Search the listing for the string "Smooth". Copy every line that has it.
Start of MATERIAL PROVIDED
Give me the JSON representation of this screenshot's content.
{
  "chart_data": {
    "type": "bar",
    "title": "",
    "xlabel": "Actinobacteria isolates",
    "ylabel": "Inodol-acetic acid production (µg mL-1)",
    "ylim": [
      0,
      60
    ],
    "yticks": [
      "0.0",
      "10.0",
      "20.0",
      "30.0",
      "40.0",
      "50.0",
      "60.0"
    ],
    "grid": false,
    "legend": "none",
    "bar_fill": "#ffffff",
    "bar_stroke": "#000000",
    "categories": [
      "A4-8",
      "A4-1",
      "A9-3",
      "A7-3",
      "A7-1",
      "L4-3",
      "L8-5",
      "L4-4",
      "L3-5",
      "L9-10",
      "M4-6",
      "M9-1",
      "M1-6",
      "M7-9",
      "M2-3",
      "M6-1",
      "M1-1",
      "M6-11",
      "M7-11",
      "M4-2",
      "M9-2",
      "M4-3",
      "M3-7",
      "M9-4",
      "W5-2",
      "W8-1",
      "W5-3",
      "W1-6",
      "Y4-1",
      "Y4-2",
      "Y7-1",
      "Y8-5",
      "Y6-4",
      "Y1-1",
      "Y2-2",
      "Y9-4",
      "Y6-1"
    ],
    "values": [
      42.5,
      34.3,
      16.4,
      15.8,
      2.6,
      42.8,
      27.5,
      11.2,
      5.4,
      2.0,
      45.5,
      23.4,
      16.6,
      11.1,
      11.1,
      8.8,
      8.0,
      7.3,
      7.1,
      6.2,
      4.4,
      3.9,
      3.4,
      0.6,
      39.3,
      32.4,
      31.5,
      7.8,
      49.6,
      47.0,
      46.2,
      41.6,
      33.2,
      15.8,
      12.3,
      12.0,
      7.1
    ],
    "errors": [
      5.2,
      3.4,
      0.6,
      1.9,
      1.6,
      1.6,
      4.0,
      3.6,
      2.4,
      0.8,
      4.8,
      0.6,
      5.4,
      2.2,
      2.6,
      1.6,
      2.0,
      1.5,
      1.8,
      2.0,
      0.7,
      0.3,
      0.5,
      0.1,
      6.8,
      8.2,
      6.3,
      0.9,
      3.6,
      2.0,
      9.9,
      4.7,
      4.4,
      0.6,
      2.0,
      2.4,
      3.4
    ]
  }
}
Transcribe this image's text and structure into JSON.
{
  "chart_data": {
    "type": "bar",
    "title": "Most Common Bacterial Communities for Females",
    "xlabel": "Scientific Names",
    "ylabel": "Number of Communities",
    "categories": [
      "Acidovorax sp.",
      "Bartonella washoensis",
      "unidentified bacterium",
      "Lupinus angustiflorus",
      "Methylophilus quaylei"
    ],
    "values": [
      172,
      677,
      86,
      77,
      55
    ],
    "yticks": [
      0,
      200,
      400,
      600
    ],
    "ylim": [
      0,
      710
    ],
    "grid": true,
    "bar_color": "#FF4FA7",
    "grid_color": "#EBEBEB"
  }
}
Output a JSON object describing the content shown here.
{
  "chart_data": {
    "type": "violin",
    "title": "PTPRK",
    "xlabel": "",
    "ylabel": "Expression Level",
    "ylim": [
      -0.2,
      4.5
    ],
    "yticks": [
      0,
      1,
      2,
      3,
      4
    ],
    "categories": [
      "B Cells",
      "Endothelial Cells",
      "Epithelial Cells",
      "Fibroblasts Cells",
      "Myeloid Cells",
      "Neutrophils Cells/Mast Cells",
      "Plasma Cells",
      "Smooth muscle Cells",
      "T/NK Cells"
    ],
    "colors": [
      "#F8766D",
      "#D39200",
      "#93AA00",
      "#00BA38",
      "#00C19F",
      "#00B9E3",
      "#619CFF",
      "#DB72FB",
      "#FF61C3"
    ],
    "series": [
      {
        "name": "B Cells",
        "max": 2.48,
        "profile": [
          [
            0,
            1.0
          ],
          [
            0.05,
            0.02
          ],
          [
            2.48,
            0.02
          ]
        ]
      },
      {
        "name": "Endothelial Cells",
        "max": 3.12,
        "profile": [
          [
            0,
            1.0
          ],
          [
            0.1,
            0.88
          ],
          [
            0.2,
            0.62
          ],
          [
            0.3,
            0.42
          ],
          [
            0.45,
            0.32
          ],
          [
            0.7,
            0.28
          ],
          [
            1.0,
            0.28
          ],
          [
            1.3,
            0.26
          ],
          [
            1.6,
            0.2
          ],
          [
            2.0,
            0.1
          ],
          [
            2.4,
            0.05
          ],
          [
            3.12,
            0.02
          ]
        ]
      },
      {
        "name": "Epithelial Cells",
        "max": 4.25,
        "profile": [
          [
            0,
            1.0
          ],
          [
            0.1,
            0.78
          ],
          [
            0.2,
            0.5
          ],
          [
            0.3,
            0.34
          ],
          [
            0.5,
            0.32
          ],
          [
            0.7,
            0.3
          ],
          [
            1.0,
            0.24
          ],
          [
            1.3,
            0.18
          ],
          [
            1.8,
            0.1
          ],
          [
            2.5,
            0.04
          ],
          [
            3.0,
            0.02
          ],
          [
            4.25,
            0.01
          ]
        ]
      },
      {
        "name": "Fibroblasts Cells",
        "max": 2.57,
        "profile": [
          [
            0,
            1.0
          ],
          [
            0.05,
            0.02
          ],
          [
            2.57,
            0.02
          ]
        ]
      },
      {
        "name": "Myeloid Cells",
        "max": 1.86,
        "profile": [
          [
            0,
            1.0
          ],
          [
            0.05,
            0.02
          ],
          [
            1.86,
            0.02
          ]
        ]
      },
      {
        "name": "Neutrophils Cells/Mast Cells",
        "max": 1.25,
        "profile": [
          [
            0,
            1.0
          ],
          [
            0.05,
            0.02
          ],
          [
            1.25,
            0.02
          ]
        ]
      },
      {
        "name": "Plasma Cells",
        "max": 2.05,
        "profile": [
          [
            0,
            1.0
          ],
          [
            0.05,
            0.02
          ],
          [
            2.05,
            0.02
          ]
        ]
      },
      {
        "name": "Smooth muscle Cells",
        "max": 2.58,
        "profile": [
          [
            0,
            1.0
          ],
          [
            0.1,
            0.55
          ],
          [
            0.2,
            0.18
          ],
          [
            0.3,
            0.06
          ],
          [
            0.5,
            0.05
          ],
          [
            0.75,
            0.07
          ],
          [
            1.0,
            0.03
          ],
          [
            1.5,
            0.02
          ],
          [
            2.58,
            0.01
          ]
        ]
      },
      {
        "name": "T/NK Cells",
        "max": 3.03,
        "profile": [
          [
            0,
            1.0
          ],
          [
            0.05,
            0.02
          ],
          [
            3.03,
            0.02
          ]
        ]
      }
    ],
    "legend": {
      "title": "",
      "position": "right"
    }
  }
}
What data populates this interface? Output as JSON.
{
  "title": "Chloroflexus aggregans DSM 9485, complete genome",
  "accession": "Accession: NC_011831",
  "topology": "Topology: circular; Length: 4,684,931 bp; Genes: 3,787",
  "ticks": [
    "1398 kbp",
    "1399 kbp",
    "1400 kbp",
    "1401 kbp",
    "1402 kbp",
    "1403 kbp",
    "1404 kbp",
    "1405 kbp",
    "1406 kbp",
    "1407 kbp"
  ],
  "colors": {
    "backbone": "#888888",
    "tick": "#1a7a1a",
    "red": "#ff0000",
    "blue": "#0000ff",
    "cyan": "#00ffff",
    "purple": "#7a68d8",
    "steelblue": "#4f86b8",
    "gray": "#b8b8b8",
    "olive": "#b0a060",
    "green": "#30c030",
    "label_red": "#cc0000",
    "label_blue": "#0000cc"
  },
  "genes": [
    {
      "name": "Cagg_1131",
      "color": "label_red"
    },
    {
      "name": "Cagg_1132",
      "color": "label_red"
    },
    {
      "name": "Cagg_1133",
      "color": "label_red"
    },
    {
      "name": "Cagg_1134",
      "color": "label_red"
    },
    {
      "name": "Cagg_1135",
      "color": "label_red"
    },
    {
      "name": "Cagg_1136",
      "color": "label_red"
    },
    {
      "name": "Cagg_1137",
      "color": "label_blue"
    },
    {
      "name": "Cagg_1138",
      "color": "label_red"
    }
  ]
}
End of MATERIAL PROVIDED
→ **THE ANSWER**:
      "Smooth muscle Cells",
        "name": "Smooth muscle Cells",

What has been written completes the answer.